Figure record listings
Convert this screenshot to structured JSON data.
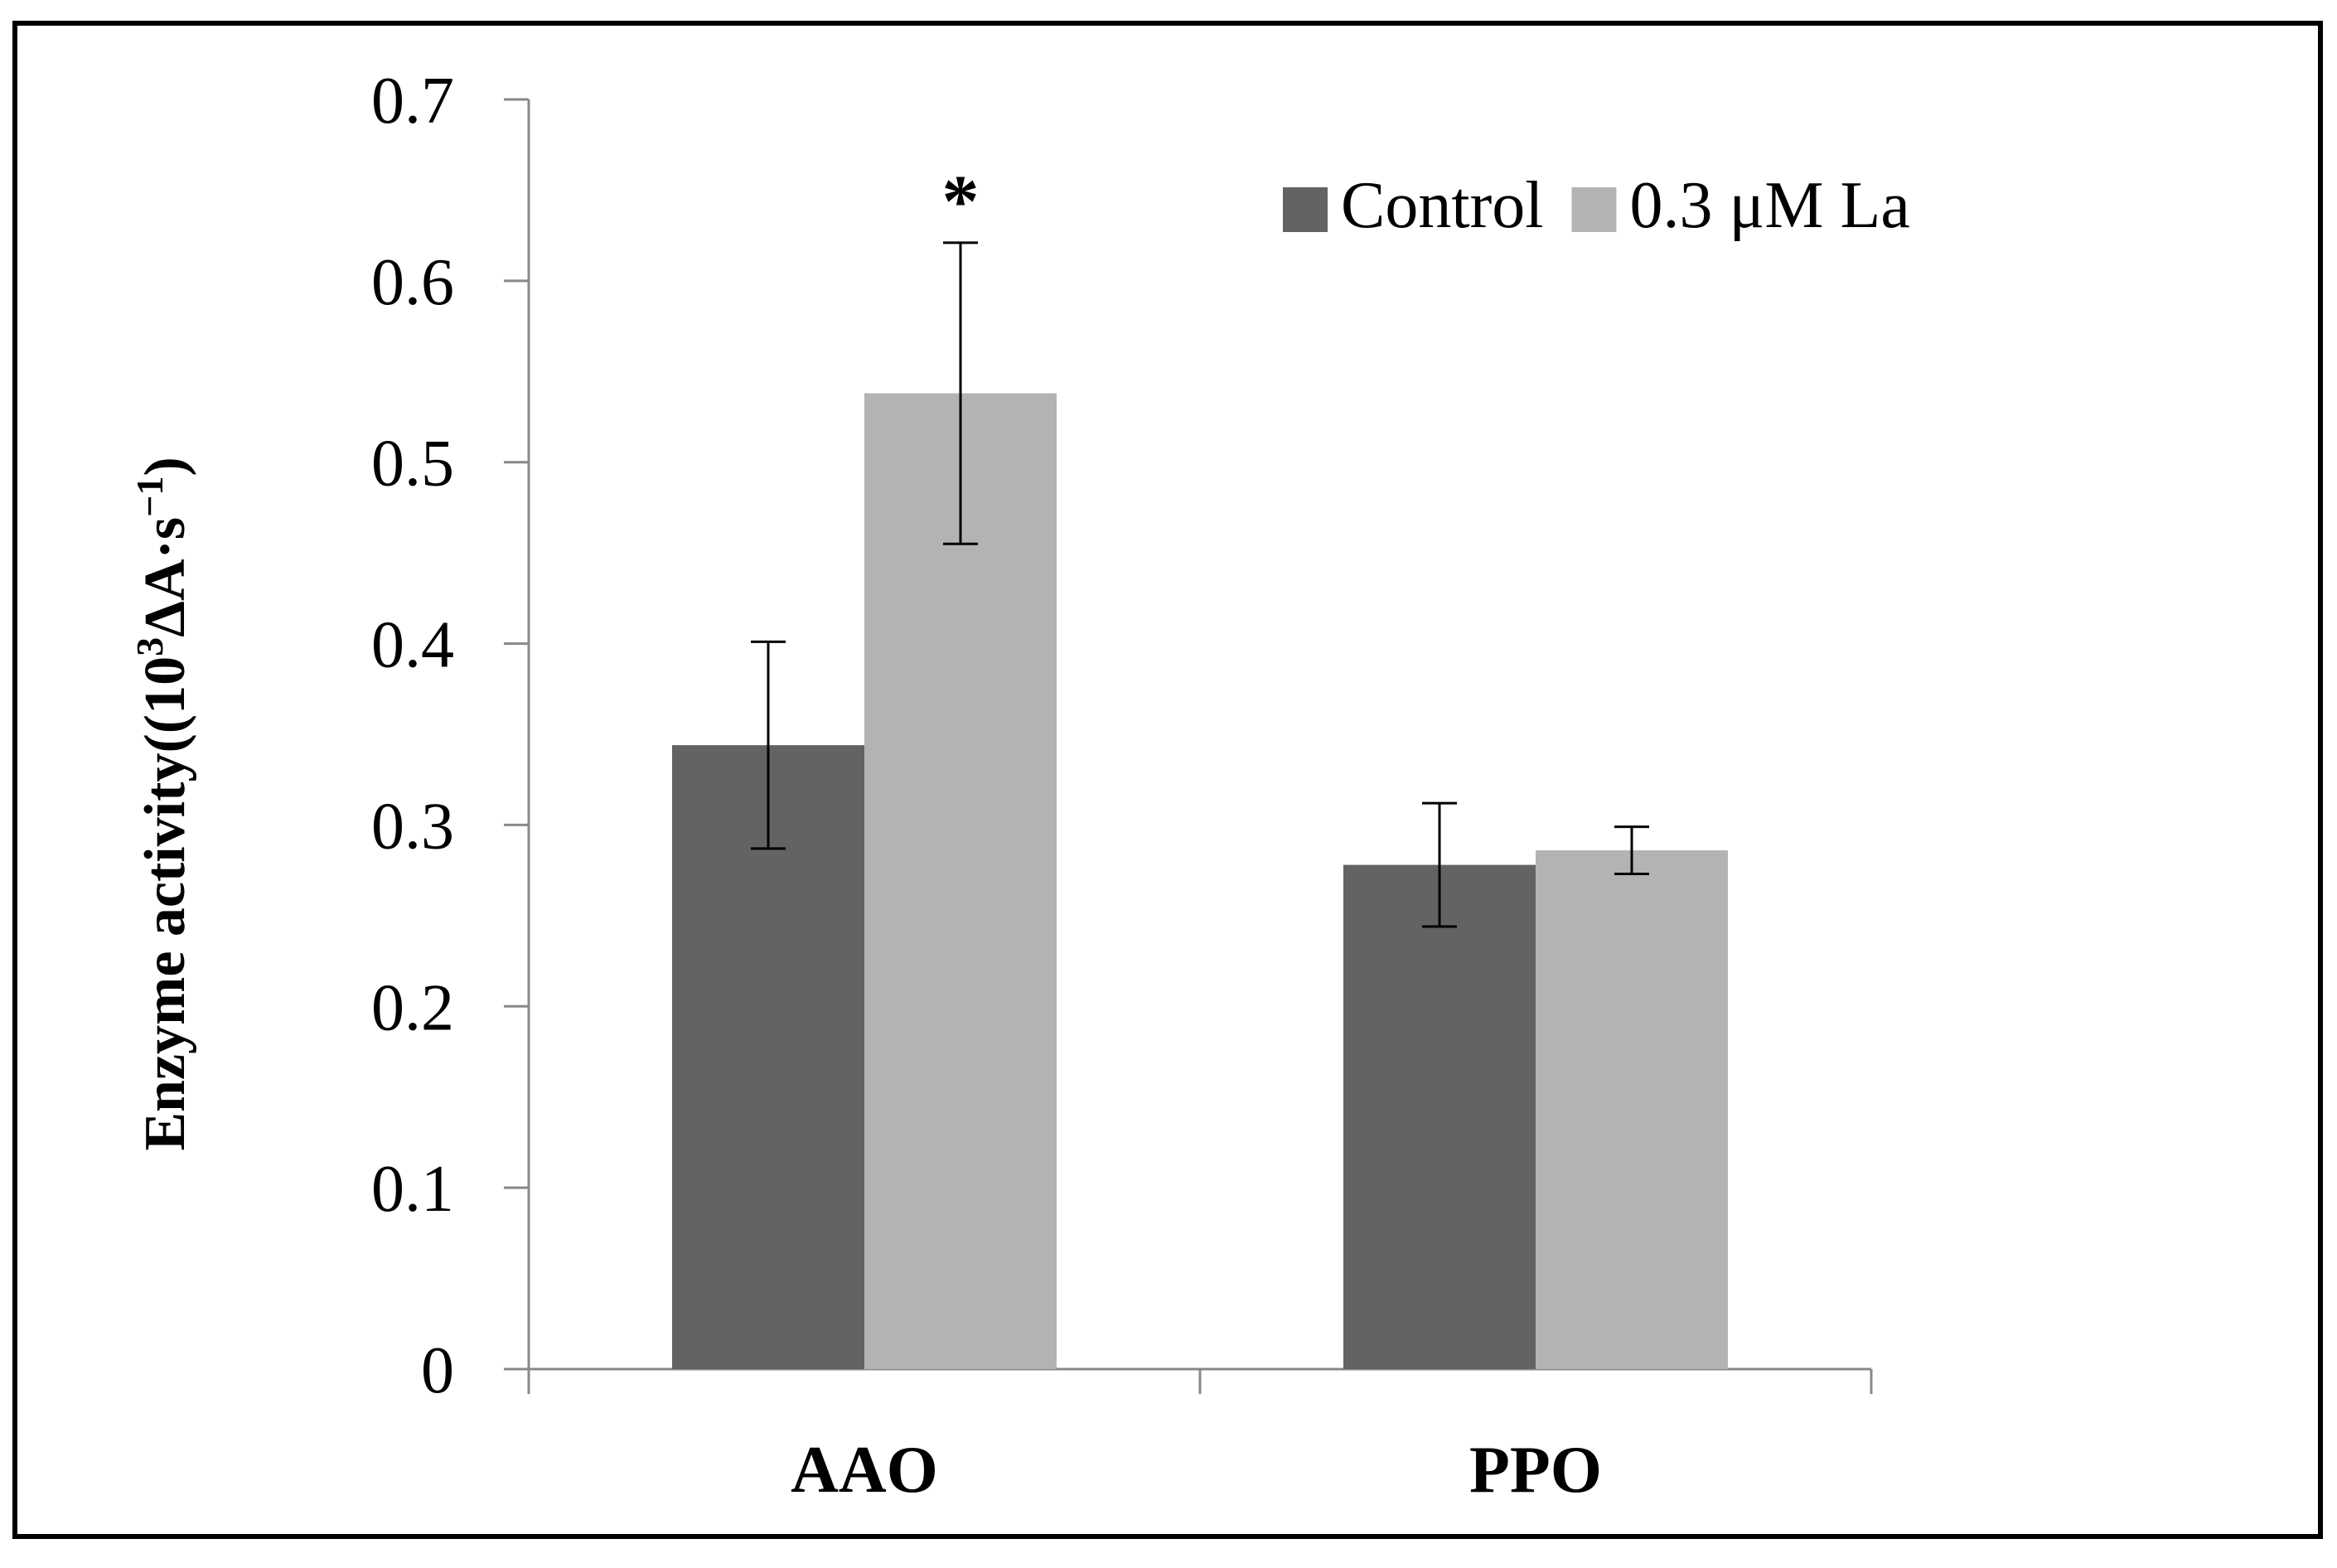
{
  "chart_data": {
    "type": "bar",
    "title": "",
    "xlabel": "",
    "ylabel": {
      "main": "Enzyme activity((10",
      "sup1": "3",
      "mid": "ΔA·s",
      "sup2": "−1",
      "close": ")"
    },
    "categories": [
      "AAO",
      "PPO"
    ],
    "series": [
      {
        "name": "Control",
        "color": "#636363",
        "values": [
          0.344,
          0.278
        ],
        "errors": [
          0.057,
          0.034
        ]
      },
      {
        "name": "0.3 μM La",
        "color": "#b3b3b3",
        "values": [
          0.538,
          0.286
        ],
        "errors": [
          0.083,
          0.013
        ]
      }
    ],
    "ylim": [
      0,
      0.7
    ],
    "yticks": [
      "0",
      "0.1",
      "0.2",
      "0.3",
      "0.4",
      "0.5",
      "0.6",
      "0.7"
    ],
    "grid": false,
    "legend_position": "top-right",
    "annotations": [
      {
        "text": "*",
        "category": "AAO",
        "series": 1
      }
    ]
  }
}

* * *

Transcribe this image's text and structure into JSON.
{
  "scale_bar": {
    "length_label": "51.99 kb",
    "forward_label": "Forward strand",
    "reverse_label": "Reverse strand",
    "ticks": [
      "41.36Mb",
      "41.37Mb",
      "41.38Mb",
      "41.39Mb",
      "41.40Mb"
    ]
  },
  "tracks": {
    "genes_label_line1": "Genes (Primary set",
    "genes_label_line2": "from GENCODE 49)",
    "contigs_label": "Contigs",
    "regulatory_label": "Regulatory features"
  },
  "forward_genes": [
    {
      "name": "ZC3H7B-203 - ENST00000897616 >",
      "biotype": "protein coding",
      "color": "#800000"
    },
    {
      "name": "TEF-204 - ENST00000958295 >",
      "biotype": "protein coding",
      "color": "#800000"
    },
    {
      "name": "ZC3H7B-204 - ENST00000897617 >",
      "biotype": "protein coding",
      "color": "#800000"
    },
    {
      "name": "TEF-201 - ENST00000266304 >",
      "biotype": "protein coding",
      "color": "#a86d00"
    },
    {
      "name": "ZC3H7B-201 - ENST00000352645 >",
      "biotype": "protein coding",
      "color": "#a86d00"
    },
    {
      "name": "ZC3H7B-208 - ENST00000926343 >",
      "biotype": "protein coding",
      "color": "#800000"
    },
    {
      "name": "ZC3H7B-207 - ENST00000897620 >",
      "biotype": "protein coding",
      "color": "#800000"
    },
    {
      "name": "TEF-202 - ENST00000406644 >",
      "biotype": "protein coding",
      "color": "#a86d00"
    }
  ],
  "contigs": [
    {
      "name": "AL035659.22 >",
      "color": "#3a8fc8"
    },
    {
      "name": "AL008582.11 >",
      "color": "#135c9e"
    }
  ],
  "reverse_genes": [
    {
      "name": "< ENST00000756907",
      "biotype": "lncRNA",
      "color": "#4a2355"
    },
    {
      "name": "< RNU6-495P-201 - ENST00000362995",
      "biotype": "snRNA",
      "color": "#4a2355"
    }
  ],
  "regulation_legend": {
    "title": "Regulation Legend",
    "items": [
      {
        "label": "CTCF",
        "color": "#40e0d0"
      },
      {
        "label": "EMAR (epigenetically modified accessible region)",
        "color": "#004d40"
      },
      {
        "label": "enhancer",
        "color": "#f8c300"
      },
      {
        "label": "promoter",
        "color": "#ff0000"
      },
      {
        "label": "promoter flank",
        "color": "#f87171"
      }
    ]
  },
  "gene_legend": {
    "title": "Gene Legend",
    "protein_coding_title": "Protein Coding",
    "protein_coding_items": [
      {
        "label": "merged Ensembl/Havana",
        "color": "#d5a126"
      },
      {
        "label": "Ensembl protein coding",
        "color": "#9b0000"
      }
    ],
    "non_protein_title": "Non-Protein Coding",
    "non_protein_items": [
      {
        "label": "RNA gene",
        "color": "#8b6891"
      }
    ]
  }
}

### EXERCISE
Would you please copy every line in the data that contains the word "Ensembl"?

### RESPONSE
        "label": "merged Ensembl/Havana",
        "label": "Ensembl protein coding",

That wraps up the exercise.